> [Goal of the exercise]: Reproduce all the lines exactly as they stand, apart from the pictures.

··· The data ···

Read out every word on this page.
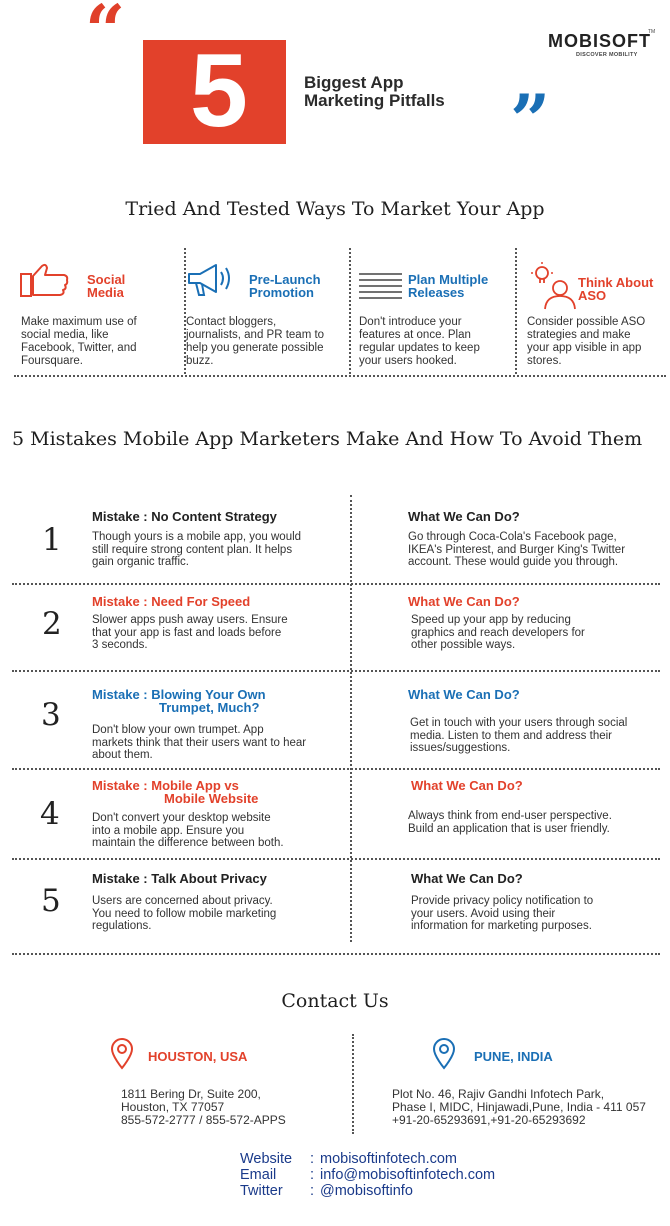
“
5	Biggest App
Marketing Pitfalls ”
MOBISOFT
TM
DISCOVER MOBILITY
Tried And Tested Ways To Market Your App
Social
Media
Make maximum use of
social media, like
Facebook, Twitter, and
Foursquare.
Pre-Launch
Promotion
Contact bloggers,
journalists, and PR team to
help you generate possible
buzz.
Plan Multiple
Releases
Don't introduce your
features at once. Plan
regular updates to keep
your users hooked.
Think About
ASO
Consider possible ASO
strategies and make
your app visible in app
stores.
5 Mistakes Mobile App Marketers Make And How To Avoid Them
1
Mistake : No Content Strategy
Though yours is a mobile app, you would
still require strong content plan. It helps
gain organic traffic.
What We Can Do?
Go through Coca-Cola's Facebook page,
IKEA's Pinterest, and Burger King's Twitter
account. These would guide you through.
2
Mistake : Need For Speed
Slower apps push away users. Ensure
that your app is fast and loads before
3 seconds.
What We Can Do?
Speed up your app by reducing
graphics and reach developers for
other possible ways.
3
Mistake : Blowing Your Own
Trumpet, Much?
Don't blow your own trumpet. App
markets think that their users want to hear
about them.
What We Can Do?
Get in touch with your users through social
media. Listen to them and address their
issues/suggestions.
4
Mistake : Mobile App vs
Mobile Website
Don't convert your desktop website
into a mobile app. Ensure you
maintain the difference between both.
What We Can Do?
Always think from end-user perspective.
Build an application that is user friendly.
5
Mistake : Talk About Privacy
Users are concerned about privacy.
You need to follow mobile marketing
regulations.
What We Can Do?
Provide privacy policy notification to
your users. Avoid using their
information for marketing purposes.
Contact Us
HOUSTON, USA
1811 Bering Dr, Suite 200,
Houston, TX 77057
855-572-2777 / 855-572-APPS
PUNE, INDIA
Plot No. 46, Rajiv Gandhi Infotech Park,
Phase I, MIDC, Hinjawadi,Pune, India - 411 057
+91-20-65293691,+91-20-65293692
Website	: mobisoftinfotech.com
Email	: info@mobisoftinfotech.com
Twitter	: @mobisoftinfo
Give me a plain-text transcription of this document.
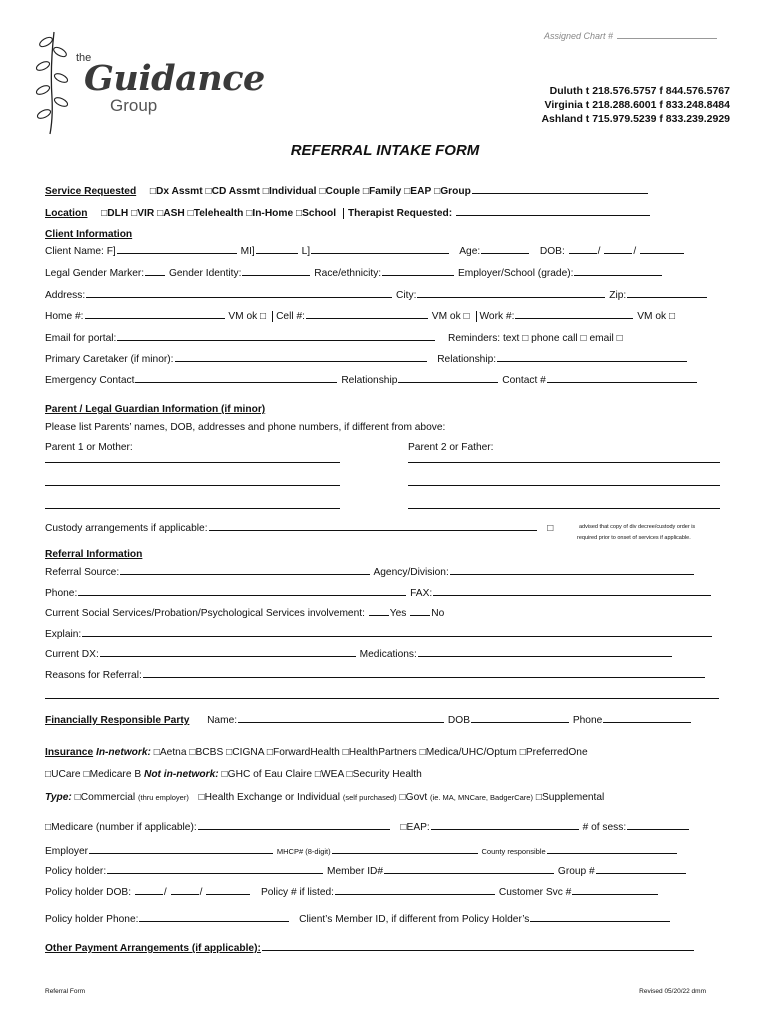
Assigned Chart #
the
Guidance
Group
Duluth t 218.576.5757 f 844.576.5767
Virginia t 218.288.6001 f 833.248.8484
Ashland t 715.979.5239 f 833.239.2929
REFERRAL INTAKE FORM
Service Requested □Dx Assmt □CD Assmt □Individual □Couple □Family □EAP □Group
Location □DLH □VIR □ASH □Telehealth □In-Home □School Therapist Requested:
Client Information
Client Name: F]	MI]	L]	Age:	DOB:	/	/
Legal Gender Marker: Gender Identity:	Race/ethnicity:	Employer/School (grade):
Address:	City:	Zip:
Home #:	VM ok □ Cell #:	VM ok □ Work #:	VM ok □
Email for portal:	Reminders: text □ phone call □ email □
Primary Caretaker (if minor):	Relationship:
Emergency Contact	Relationship	Contact #
Parent / Legal Guardian Information (if minor)
Please list Parents’ names, DOB, addresses and phone numbers, if different from above:
Parent 1 or Mother:	Parent 2 or Father:
Custody arrangements if applicable:	□	advised that copy of div decree/custody order is
required prior to onset of services if applicable.
Referral Information
Referral Source:	Agency/Division:
Phone:	FAX:
Current Social Services/Probation/Psychological Services involvement: Yes No
Explain:
Current DX:	Medications:
Reasons for Referral:
Financially Responsible Party Name:	DOB	Phone
Insurance In-network: □Aetna □BCBS □CIGNA □ForwardHealth □HealthPartners □Medica/UHC/Optum □PreferredOne
□UCare □Medicare B Not in-network: □GHC of Eau Claire □WEA □Security Health
Type: □Commercial (thru employer) □Health Exchange or Individual (self purchased) □Govt (ie. MA, MNCare, BadgerCare) □Supplemental
□Medicare (number if applicable):	□EAP:	# of sess:
Employer	MHCP# (8-digit)	County responsible
Policy holder:	Member ID#	Group #
Policy holder DOB:	/	/	Policy # if listed:	Customer Svc #
Policy holder Phone:	Client’s Member ID, if different from Policy Holder’s
Other Payment Arrangements (if applicable):
Referral Form	Revised 05/20/22 dmm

···

> [Written solution]:
Read out every word on this page.
“
5	Biggest App
Marketing Pitfalls ”
MOBISOFT
TM
DISCOVER MOBILITY
Tried And Tested Ways To Market Your App
Social
Media
Make maximum use of
social media, like
Facebook, Twitter, and
Foursquare.
Pre-Launch
Promotion
Contact bloggers,
journalists, and PR team to
help you generate possible
buzz.
Plan Multiple
Releases
Don't introduce your
features at once. Plan
regular updates to keep
your users hooked.
Think About
ASO
Consider possible ASO
strategies and make
your app visible in app
stores.
5 Mistakes Mobile App Marketers Make And How To Avoid Them
1
Mistake : No Content Strategy
Though yours is a mobile app, you would
still require strong content plan. It helps
gain organic traffic.
What We Can Do?
Go through Coca-Cola's Facebook page,
IKEA's Pinterest, and Burger King's Twitter
account. These would guide you through.
2
Mistake : Need For Speed
Slower apps push away users. Ensure
that your app is fast and loads before
3 seconds.
What We Can Do?
Speed up your app by reducing
graphics and reach developers for
other possible ways.
3
Mistake : Blowing Your Own
Trumpet, Much?
Don't blow your own trumpet. App
markets think that their users want to hear
about them.
What We Can Do?
Get in touch with your users through social
media. Listen to them and address their
issues/suggestions.
4
Mistake : Mobile App vs
Mobile Website
Don't convert your desktop website
into a mobile app. Ensure you
maintain the difference between both.
What We Can Do?
Always think from end-user perspective.
Build an application that is user friendly.
5
Mistake : Talk About Privacy
Users are concerned about privacy.
You need to follow mobile marketing
regulations.
What We Can Do?
Provide privacy policy notification to
your users. Avoid using their
information for marketing purposes.
Contact Us
HOUSTON, USA
1811 Bering Dr, Suite 200,
Houston, TX 77057
855-572-2777 / 855-572-APPS
PUNE, INDIA
Plot No. 46, Rajiv Gandhi Infotech Park,
Phase I, MIDC, Hinjawadi,Pune, India - 411 057
+91-20-65293691,+91-20-65293692
Website	: mobisoftinfotech.com
Email	: info@mobisoftinfotech.com
Twitter	: @mobisoftinfo
Give me a plain-text transcription of this document.
Assigned Chart #
the
Guidance
Group
Duluth t 218.576.5757 f 844.576.5767
Virginia t 218.288.6001 f 833.248.8484
Ashland t 715.979.5239 f 833.239.2929
REFERRAL INTAKE FORM
Service Requested □Dx Assmt □CD Assmt □Individual □Couple □Family □EAP □Group
Location □DLH □VIR □ASH □Telehealth □In-Home □School Therapist Requested:
Client Information
Client Name: F]	MI]	L]	Age:	DOB:	/	/
Legal Gender Marker: Gender Identity:	Race/ethnicity:	Employer/School (grade):
Address:	City:	Zip:
Home #:	VM ok □ Cell #:	VM ok □ Work #:	VM ok □
Email for portal:	Reminders: text □ phone call □ email □
Primary Caretaker (if minor):	Relationship:
Emergency Contact	Relationship	Contact #
Parent / Legal Guardian Information (if minor)
Please list Parents’ names, DOB, addresses and phone numbers, if different from above:
Parent 1 or Mother:	Parent 2 or Father:
Custody arrangements if applicable:	□	advised that copy of div decree/custody order is
required prior to onset of services if applicable.
Referral Information
Referral Source:	Agency/Division:
Phone:	FAX:
Current Social Services/Probation/Psychological Services involvement: Yes No
Explain:
Current DX:	Medications:
Reasons for Referral:
Financially Responsible Party Name:	DOB	Phone
Insurance In-network: □Aetna □BCBS □CIGNA □ForwardHealth □HealthPartners □Medica/UHC/Optum □PreferredOne
□UCare □Medicare B Not in-network: □GHC of Eau Claire □WEA □Security Health
Type: □Commercial (thru employer) □Health Exchange or Individual (self purchased) □Govt (ie. MA, MNCare, BadgerCare) □Supplemental
□Medicare (number if applicable):	□EAP:	# of sess:
Employer	MHCP# (8-digit)	County responsible
Policy holder:	Member ID#	Group #
Policy holder DOB:	/	/	Policy # if listed:	Customer Svc #
Policy holder Phone:	Client’s Member ID, if different from Policy Holder’s
Other Payment Arrangements (if applicable):
Referral Form	Revised 05/20/22 dmm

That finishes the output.